• **Do this**
Using the material that follows, identify and copy each line with the string "detail".

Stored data
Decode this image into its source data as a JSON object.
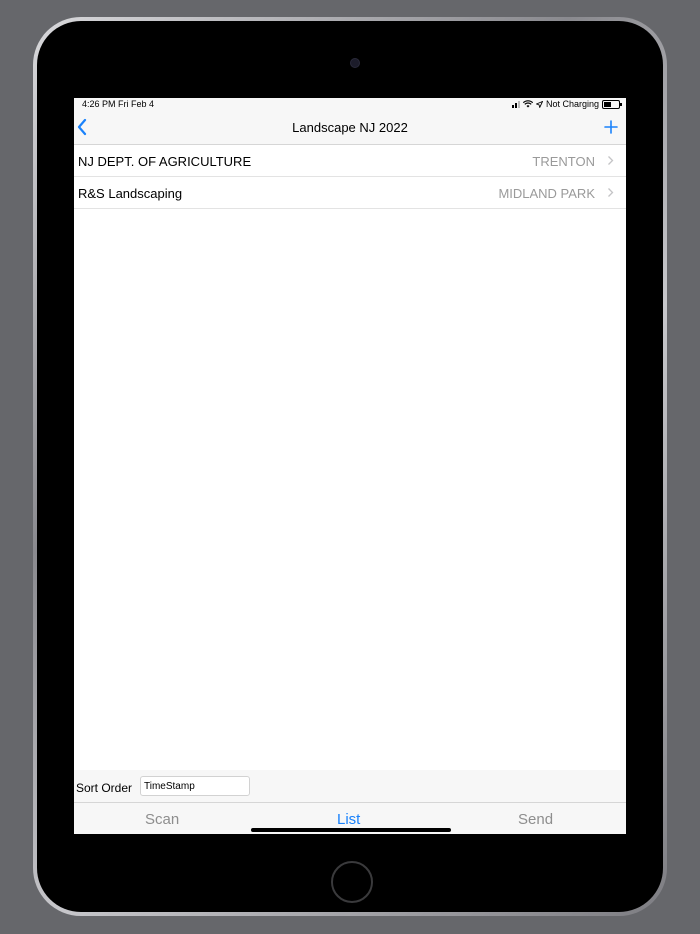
{
  "status_bar": {
    "time_date": "4:26 PM   Fri Feb 4",
    "battery_text": "Not Charging"
  },
  "nav": {
    "title": "Landscape NJ 2022",
    "back_icon": "chevron-left-icon",
    "add_icon": "plus-icon",
    "accent_color": "#1a82fb"
  },
  "list": {
    "items": [
      {
        "title": "NJ DEPT. OF AGRICULTURE",
        "detail": "TRENTON"
      },
      {
        "title": "R&S Landscaping",
        "detail": "MIDLAND PARK"
      }
    ]
  },
  "sort": {
    "label": "Sort Order",
    "value": "TimeStamp"
  },
  "tabs": {
    "scan": "Scan",
    "list": "List",
    "send": "Send",
    "active": "List"
  }
}
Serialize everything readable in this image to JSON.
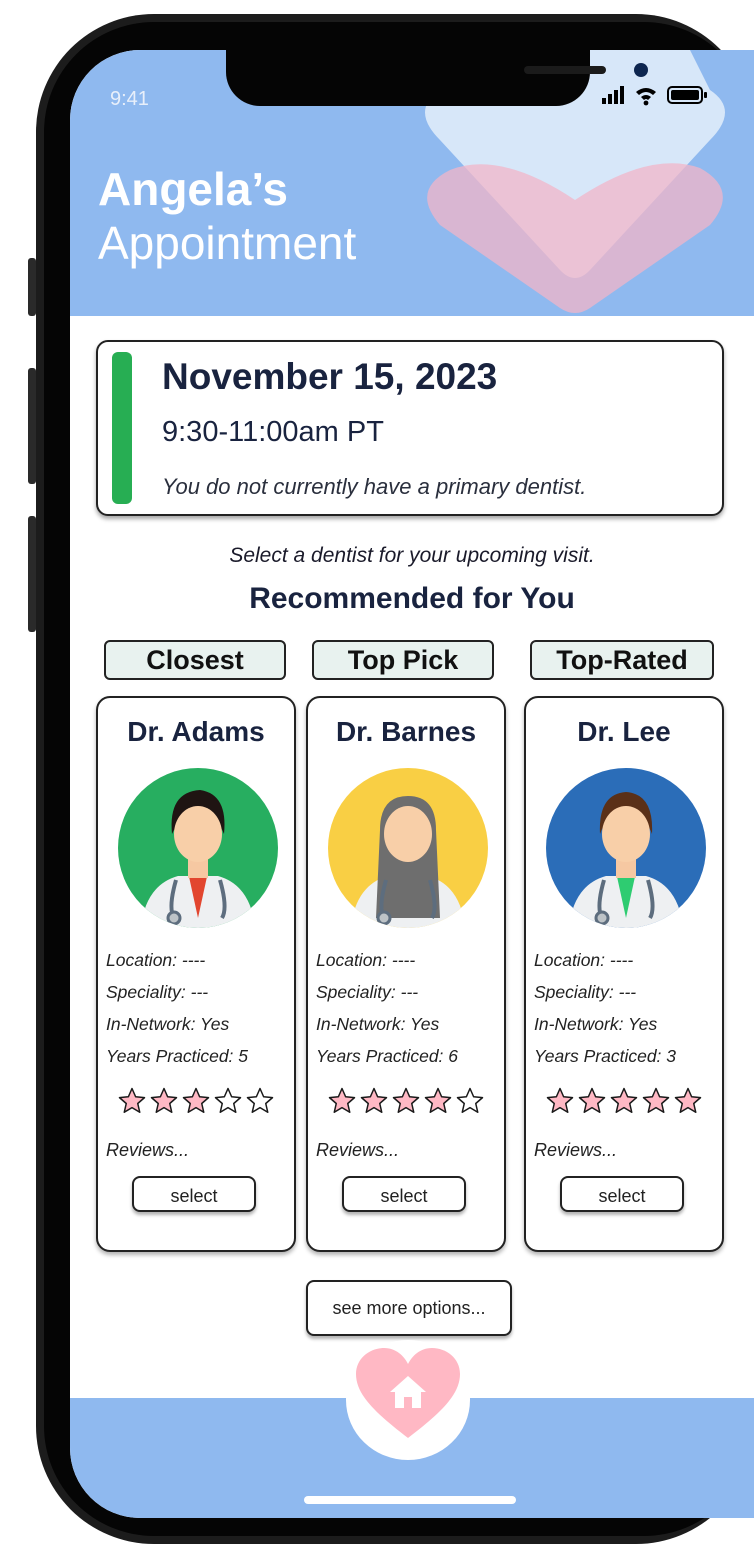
{
  "status_bar": {
    "time": "9:41"
  },
  "header": {
    "title_line1": "Angela’s",
    "title_line2": "Appointment"
  },
  "appointment": {
    "date": "November 15, 2023",
    "time": "9:30-11:00am PT",
    "note": "You do not currently have a primary dentist."
  },
  "prompt": "Select a dentist for your upcoming visit.",
  "section_title": "Recommended for You",
  "tags": [
    "Closest",
    "Top Pick",
    "Top-Rated"
  ],
  "dentists": [
    {
      "name": "Dr. Adams",
      "location": "Location: ----",
      "speciality": "Speciality: ---",
      "network": "In-Network: Yes",
      "years": "Years Practiced: 5",
      "rating": 3,
      "max_rating": 5,
      "reviews": "Reviews...",
      "select_label": "select",
      "avatar_bg": "#27ae60",
      "tie_color": "#e2462f",
      "hair": "dark-short"
    },
    {
      "name": "Dr. Barnes",
      "location": "Location: ----",
      "speciality": "Speciality: ---",
      "network": "In-Network: Yes",
      "years": "Years Practiced: 6",
      "rating": 4,
      "max_rating": 5,
      "reviews": "Reviews...",
      "select_label": "select",
      "avatar_bg": "#f9cf44",
      "tie_color": "#36b8b0",
      "hair": "long-grey"
    },
    {
      "name": "Dr. Lee",
      "location": "Location: ----",
      "speciality": "Speciality: ---",
      "network": "In-Network: Yes",
      "years": "Years Practiced: 3",
      "rating": 5,
      "max_rating": 5,
      "reviews": "Reviews...",
      "select_label": "select",
      "avatar_bg": "#2b6db8",
      "tie_color": "#2ecc71",
      "hair": "brown-short"
    }
  ],
  "more_options": "see more options...",
  "colors": {
    "header": "#8fb9ef",
    "accent_green": "#27ae53",
    "heart_pink": "#ffb8c4",
    "tag_bg": "#e8f2ef"
  },
  "icons": {
    "home": "home-icon",
    "signal": "signal-icon",
    "wifi": "wifi-icon",
    "battery": "battery-icon"
  }
}
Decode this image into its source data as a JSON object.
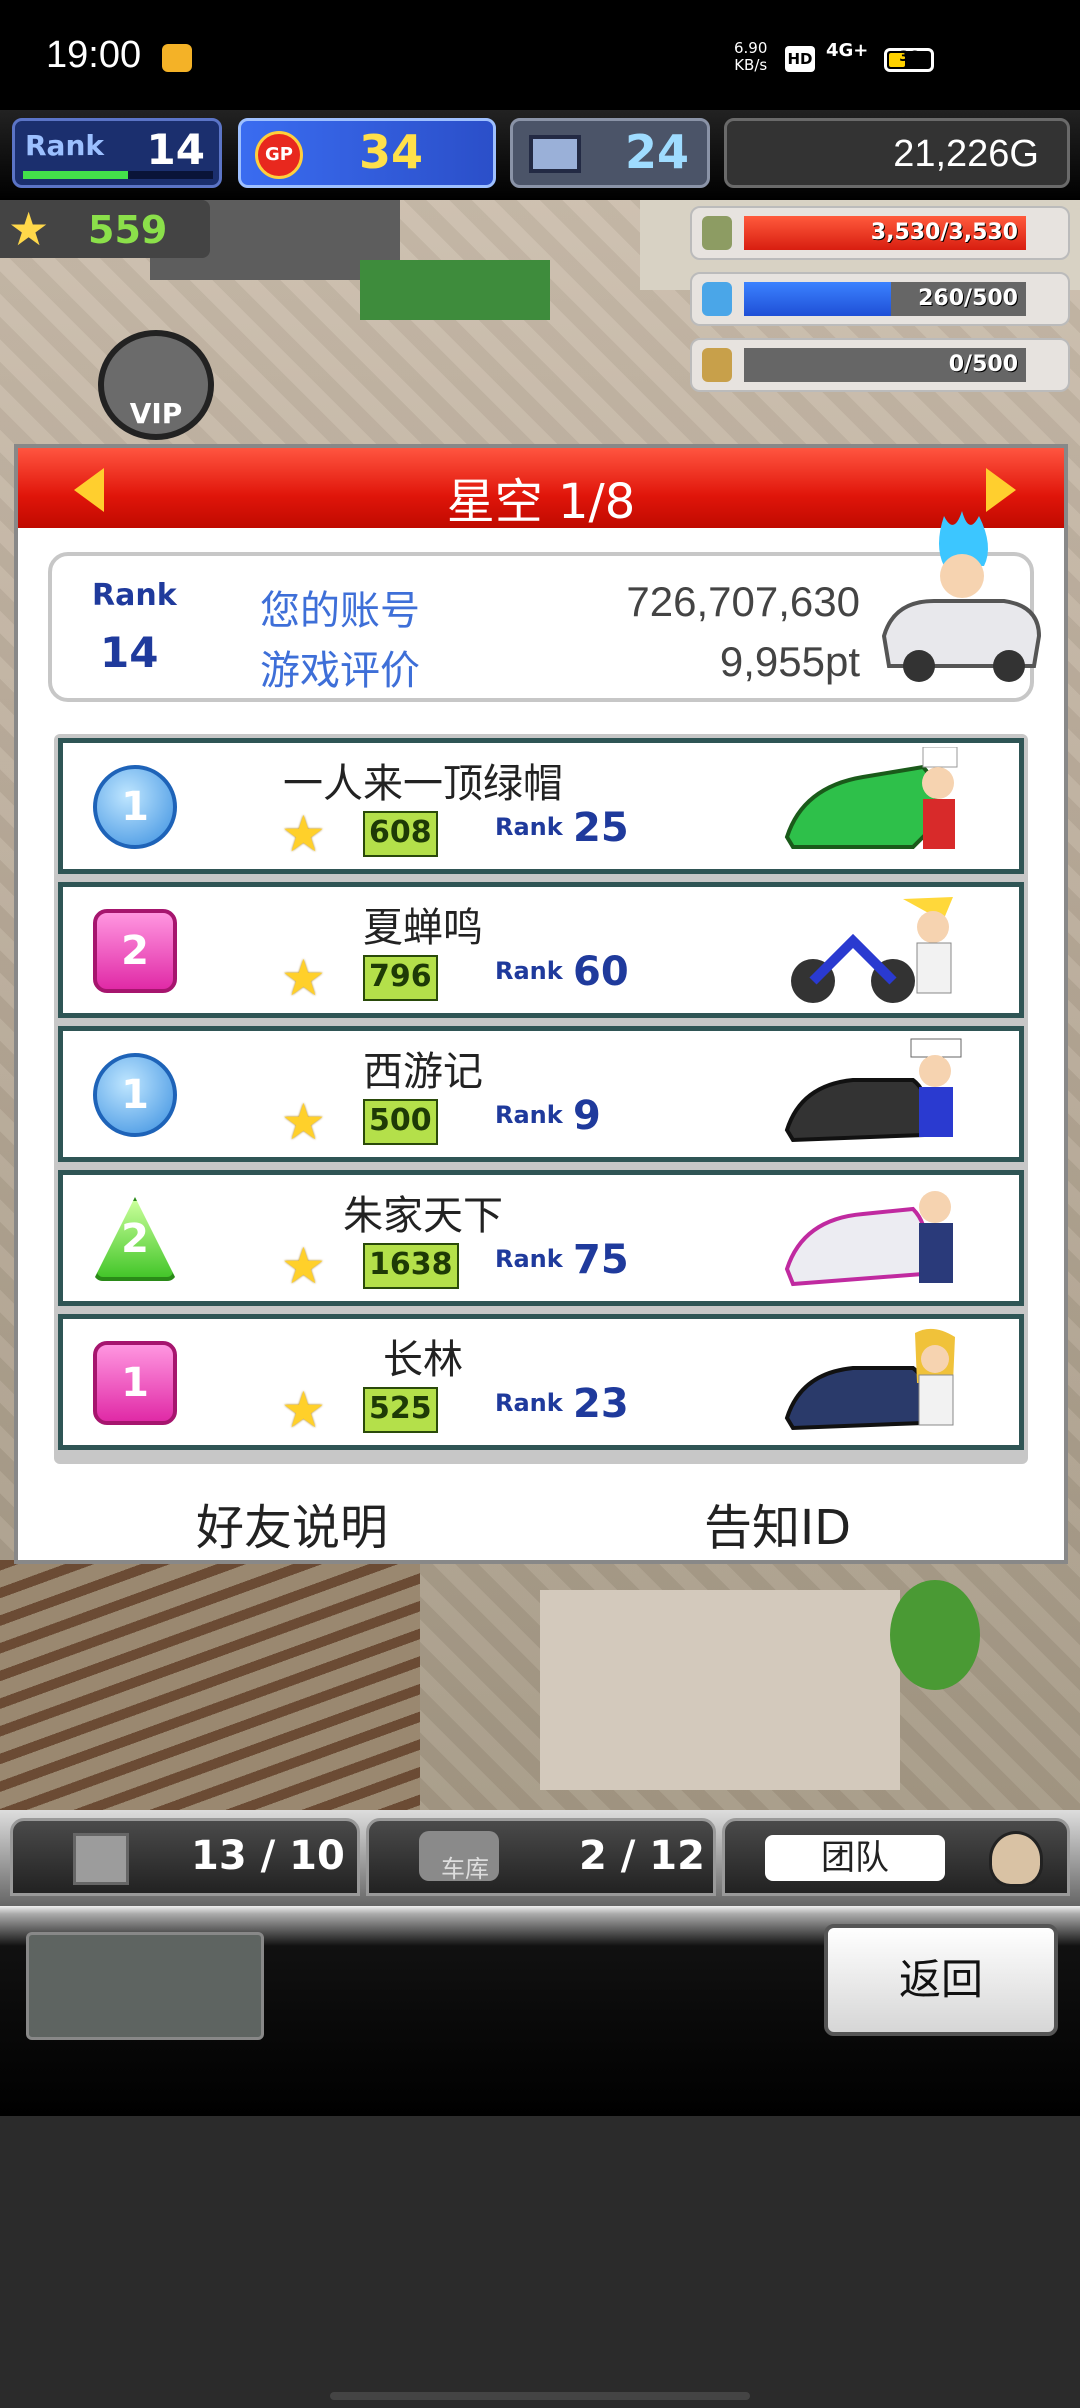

• **Output below**
        "detail": "TRENTON"
        "detail": "MIDLAND PARK"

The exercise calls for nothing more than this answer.